Brief — Go through each line of the records below and count those with the word "standards"; give only the total.

<<<<

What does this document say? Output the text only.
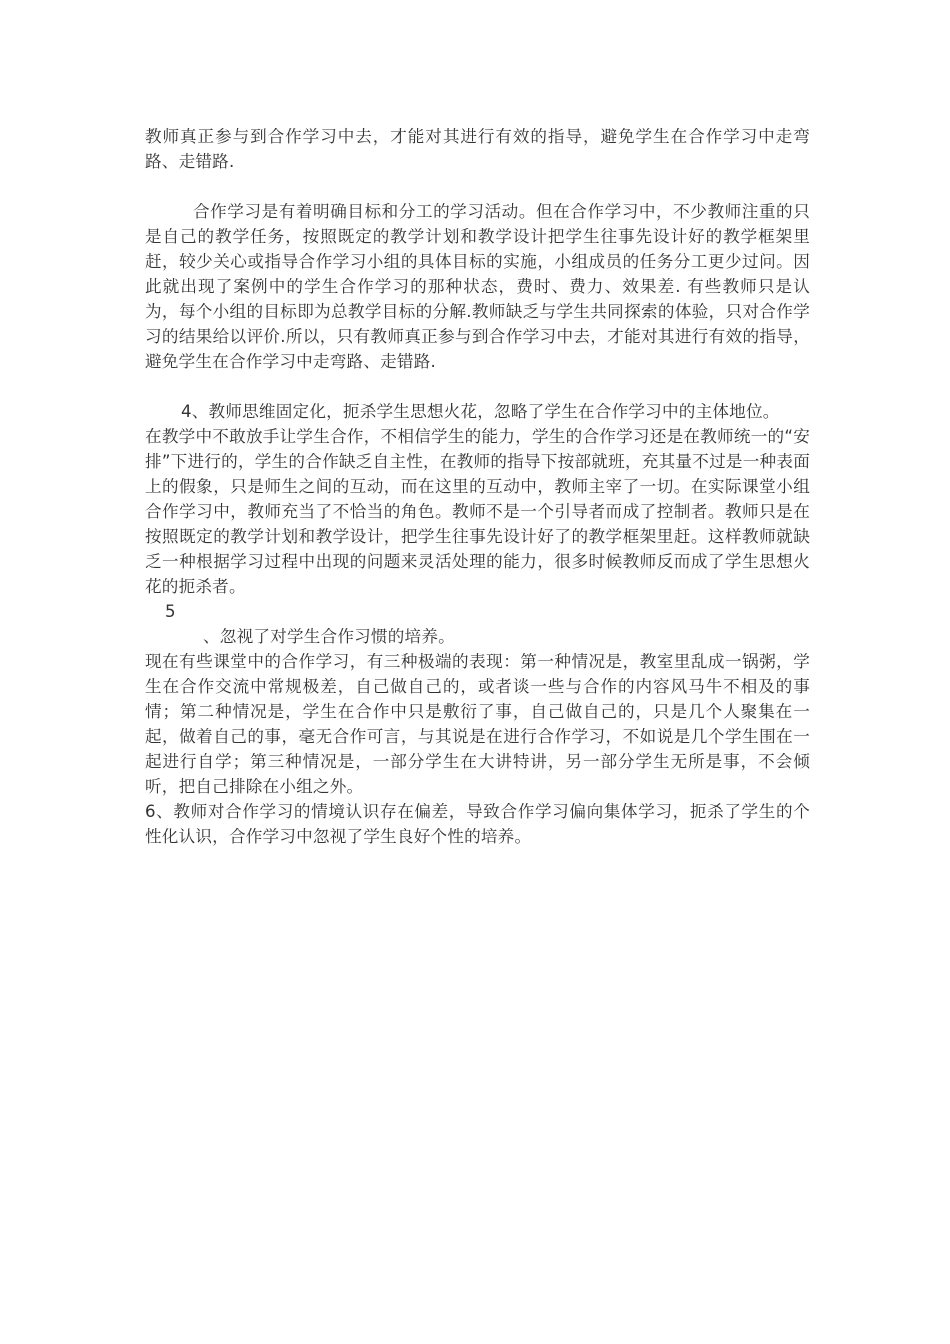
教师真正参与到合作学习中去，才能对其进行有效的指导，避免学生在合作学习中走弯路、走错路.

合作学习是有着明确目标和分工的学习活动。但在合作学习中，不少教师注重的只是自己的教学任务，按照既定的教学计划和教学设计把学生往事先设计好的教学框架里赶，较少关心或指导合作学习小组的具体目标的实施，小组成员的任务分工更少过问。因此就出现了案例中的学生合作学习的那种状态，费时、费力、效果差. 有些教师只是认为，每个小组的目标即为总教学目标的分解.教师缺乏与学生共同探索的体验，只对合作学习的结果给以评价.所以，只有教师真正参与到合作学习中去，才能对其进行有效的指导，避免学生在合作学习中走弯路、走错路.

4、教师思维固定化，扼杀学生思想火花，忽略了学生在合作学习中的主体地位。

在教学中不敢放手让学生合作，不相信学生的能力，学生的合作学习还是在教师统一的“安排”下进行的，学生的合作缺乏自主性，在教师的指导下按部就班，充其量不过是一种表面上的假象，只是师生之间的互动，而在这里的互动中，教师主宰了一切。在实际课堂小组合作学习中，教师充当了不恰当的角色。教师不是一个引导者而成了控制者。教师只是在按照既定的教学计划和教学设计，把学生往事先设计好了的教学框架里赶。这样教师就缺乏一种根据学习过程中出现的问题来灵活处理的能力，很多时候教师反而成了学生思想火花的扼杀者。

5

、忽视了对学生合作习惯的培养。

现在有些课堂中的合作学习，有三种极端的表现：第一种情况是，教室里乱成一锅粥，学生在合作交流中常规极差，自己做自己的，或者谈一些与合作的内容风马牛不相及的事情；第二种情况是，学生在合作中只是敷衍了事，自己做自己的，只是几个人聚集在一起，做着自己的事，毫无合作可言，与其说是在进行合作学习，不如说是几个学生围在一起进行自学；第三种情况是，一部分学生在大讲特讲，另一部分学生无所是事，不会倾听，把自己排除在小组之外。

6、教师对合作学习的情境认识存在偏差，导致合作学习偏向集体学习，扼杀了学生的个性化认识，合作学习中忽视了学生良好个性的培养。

>>>>
<<<<

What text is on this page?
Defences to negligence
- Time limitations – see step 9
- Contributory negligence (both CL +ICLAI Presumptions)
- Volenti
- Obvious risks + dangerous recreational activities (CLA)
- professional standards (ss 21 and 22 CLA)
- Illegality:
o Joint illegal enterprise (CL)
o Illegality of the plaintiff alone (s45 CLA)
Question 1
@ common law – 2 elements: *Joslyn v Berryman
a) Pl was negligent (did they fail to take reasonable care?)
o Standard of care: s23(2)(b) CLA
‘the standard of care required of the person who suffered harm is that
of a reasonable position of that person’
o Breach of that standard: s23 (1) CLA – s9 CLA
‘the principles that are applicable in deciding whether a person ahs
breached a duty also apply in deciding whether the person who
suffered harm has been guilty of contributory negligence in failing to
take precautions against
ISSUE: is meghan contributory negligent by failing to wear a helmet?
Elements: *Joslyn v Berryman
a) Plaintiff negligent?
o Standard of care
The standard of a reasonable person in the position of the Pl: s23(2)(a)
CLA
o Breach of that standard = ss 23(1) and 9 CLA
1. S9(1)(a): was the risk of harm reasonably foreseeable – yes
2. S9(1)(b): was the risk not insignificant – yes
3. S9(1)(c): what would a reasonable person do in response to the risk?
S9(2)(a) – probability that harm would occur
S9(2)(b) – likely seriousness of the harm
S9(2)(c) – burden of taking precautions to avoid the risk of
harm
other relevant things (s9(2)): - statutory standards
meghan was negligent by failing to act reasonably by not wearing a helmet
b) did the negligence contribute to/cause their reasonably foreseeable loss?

>>>>

Written solution — 2